** Begin DATA LINES **

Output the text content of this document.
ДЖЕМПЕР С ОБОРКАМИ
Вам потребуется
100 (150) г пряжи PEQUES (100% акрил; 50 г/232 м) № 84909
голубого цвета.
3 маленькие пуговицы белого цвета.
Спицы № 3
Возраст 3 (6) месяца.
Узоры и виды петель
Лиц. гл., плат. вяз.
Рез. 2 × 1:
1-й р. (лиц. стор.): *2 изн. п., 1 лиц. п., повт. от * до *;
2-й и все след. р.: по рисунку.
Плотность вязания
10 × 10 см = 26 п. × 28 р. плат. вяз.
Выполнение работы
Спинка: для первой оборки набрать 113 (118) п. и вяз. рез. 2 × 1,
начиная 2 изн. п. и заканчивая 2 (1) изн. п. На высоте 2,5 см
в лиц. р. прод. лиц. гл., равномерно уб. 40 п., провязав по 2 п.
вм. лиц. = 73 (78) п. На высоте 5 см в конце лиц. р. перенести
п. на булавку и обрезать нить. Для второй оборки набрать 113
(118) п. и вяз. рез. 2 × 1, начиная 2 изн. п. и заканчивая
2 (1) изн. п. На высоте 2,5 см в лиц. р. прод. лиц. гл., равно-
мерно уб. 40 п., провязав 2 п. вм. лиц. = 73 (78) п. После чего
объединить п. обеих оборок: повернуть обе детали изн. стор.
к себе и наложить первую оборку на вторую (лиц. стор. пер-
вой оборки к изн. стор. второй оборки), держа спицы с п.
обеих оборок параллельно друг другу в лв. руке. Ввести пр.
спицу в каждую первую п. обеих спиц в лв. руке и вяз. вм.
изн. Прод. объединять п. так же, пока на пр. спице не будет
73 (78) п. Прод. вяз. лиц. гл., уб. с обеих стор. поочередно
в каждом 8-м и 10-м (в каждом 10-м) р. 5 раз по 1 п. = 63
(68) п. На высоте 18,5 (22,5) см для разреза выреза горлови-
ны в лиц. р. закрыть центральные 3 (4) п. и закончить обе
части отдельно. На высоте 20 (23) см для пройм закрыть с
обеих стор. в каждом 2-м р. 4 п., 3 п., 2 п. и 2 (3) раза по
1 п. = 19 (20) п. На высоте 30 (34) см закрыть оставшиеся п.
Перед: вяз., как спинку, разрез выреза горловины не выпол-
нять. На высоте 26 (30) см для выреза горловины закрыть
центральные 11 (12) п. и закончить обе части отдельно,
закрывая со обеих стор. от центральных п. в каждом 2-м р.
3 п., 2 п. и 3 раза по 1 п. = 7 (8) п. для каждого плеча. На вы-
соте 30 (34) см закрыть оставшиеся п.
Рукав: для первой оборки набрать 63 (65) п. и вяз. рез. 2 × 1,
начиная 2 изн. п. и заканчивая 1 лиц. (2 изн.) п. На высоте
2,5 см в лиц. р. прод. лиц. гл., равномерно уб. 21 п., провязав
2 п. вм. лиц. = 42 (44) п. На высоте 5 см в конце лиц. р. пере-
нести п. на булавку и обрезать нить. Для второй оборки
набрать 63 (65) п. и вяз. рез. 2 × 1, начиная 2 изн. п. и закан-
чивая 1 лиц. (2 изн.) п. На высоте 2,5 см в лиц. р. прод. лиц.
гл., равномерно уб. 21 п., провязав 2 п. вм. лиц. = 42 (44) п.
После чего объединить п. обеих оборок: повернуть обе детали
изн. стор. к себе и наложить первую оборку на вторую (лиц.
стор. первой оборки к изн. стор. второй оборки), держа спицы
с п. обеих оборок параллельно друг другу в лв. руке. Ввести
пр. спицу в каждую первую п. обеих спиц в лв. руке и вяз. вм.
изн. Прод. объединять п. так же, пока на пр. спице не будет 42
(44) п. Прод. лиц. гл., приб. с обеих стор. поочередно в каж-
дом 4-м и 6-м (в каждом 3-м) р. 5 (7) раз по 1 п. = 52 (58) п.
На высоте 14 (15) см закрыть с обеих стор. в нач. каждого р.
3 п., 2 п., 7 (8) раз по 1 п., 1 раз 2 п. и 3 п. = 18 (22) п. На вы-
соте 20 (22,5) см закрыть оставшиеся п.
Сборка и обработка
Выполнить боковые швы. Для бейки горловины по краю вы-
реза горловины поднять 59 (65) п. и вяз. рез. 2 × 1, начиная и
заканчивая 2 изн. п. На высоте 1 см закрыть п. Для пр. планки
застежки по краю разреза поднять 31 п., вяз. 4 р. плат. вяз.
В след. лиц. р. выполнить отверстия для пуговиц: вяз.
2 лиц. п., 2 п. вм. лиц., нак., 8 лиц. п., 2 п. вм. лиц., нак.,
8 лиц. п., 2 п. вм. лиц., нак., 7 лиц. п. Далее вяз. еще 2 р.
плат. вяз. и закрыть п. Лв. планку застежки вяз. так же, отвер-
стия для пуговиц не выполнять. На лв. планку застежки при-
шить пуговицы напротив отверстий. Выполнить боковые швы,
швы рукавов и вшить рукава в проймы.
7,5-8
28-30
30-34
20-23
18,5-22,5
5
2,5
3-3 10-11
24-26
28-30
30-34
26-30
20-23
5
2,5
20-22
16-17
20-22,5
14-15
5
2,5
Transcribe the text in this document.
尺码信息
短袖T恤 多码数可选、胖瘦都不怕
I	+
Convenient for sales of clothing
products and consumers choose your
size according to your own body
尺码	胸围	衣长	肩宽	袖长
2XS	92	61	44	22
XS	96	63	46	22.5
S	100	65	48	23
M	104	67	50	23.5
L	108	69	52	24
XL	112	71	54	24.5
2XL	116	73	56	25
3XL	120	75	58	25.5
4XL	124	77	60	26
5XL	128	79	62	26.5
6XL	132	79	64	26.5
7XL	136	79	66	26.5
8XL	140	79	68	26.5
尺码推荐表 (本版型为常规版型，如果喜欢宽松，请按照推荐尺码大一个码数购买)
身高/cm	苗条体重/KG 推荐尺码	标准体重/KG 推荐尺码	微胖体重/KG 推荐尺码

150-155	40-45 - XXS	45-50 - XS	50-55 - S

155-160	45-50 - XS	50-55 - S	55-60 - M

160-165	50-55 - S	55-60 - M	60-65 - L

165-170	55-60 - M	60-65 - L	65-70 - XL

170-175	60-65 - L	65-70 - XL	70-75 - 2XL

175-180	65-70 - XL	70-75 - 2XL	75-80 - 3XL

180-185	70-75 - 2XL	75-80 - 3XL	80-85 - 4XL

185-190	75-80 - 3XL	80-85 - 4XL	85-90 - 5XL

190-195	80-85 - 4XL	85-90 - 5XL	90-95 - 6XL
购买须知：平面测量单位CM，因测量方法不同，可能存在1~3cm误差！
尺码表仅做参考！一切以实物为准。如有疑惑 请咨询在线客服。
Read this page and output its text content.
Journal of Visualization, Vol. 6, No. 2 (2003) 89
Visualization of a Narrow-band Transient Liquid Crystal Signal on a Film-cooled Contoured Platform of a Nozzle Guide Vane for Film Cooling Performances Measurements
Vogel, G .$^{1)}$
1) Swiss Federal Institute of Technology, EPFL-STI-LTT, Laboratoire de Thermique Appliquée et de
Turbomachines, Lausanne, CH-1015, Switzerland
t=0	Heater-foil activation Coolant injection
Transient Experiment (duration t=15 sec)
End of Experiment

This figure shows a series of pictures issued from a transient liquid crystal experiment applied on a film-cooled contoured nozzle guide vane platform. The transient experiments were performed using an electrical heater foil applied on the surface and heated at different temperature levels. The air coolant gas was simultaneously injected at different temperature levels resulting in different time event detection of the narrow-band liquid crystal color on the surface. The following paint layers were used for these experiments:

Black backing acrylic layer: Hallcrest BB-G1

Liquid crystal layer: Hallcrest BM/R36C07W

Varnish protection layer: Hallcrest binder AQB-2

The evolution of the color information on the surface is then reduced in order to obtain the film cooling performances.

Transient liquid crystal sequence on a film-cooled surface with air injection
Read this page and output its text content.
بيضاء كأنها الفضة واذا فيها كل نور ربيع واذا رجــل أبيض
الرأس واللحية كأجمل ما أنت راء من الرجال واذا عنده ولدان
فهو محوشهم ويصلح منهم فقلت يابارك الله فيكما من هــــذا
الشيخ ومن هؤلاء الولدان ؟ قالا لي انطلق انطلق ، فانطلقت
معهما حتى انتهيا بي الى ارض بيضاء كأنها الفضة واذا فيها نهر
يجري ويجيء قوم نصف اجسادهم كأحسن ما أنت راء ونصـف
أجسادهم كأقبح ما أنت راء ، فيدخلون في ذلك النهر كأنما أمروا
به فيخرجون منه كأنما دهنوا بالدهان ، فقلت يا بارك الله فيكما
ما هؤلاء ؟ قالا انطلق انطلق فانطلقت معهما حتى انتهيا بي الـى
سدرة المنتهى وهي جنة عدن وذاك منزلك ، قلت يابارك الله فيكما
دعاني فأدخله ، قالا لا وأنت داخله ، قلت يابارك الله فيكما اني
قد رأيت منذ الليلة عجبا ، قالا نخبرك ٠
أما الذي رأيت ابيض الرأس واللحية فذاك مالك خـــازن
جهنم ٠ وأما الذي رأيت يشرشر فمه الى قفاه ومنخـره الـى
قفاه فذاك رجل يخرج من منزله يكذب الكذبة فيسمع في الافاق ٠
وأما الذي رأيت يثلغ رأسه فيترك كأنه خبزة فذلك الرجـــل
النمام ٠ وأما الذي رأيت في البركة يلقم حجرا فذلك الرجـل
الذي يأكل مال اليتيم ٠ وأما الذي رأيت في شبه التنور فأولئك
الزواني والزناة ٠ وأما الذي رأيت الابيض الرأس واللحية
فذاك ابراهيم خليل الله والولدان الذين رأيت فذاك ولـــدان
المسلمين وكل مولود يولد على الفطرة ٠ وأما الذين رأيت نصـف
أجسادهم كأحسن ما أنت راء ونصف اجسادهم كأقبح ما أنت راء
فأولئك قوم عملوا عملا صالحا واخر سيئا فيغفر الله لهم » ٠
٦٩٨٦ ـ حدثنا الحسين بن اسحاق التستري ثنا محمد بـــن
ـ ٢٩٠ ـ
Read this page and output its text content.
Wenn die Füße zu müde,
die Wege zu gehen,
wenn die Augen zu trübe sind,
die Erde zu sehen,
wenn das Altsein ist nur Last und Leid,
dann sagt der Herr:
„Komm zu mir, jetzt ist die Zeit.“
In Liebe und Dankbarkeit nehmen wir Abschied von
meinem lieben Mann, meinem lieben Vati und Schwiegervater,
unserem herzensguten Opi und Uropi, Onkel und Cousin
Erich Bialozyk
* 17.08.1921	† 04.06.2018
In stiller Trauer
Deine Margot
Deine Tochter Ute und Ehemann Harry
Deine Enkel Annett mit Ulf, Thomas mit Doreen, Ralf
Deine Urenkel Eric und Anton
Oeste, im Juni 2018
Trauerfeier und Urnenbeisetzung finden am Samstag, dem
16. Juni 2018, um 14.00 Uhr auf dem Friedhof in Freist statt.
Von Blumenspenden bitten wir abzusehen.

** End DATA LINES **

* **WHAT YOU HAVE TO DO**
Give only the number of lines in the listing above that include the string "поднять".

* **WRITTEN SOLUTION**
2